Problem statement:
Every record below should be written out exactly; pictures stay out.

Stored rows start

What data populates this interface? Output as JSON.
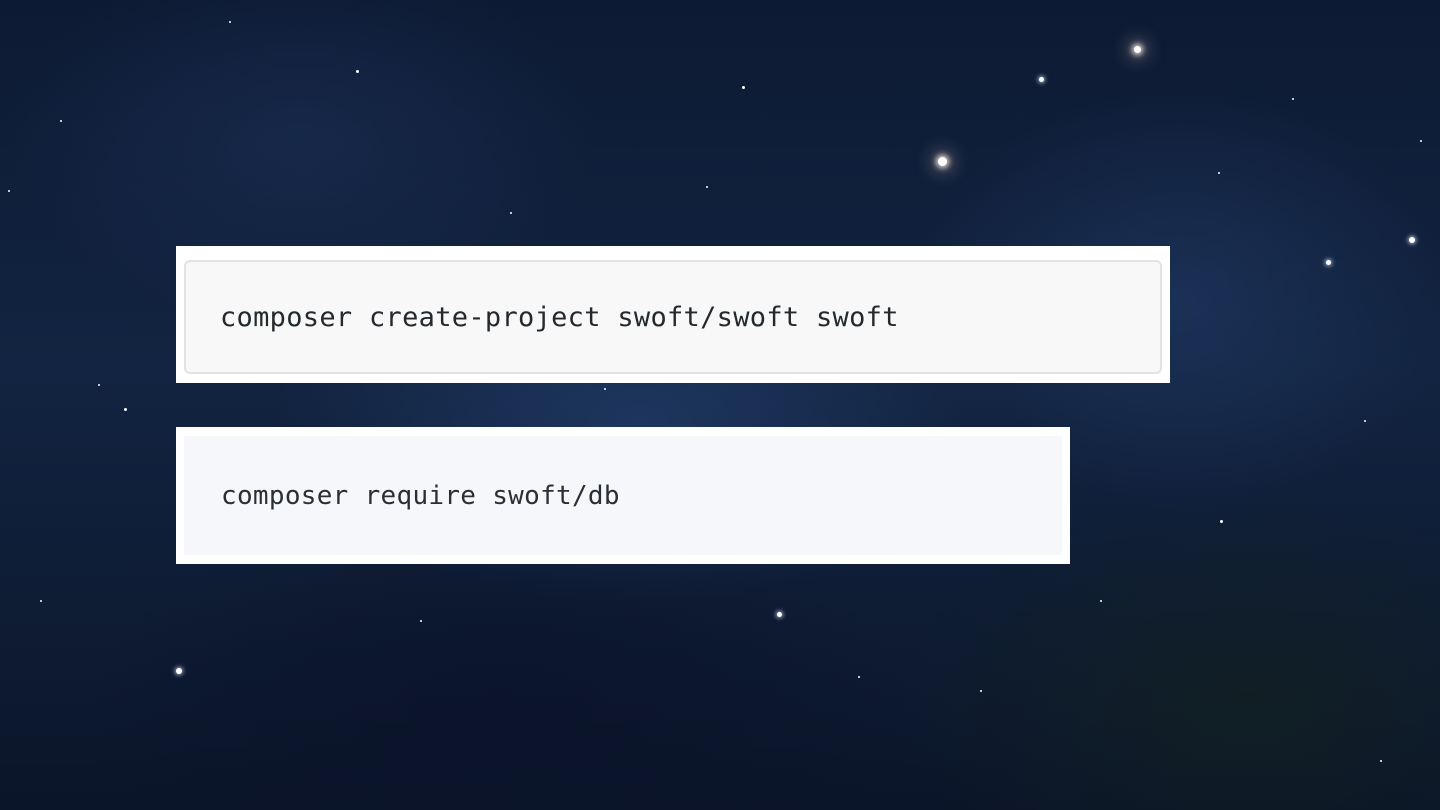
{
  "code_blocks": [
    {
      "command": "composer create-project swoft/swoft swoft"
    },
    {
      "command": "composer require swoft/db"
    }
  ],
  "colors": {
    "background": "#0d1a33",
    "panel": "#ffffff",
    "code_box_1": "#f8f8f8",
    "code_box_2": "#f5f7fa",
    "code_text": "#24292e"
  }
}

Stored rows end

Finished task:
What data populates this interface? Output as JSON.
{
  "code_blocks": [
    {
      "command": "composer create-project swoft/swoft swoft"
    },
    {
      "command": "composer require swoft/db"
    }
  ],
  "colors": {
    "background": "#0d1a33",
    "panel": "#ffffff",
    "code_box_1": "#f8f8f8",
    "code_box_2": "#f5f7fa",
    "code_text": "#24292e"
  }
}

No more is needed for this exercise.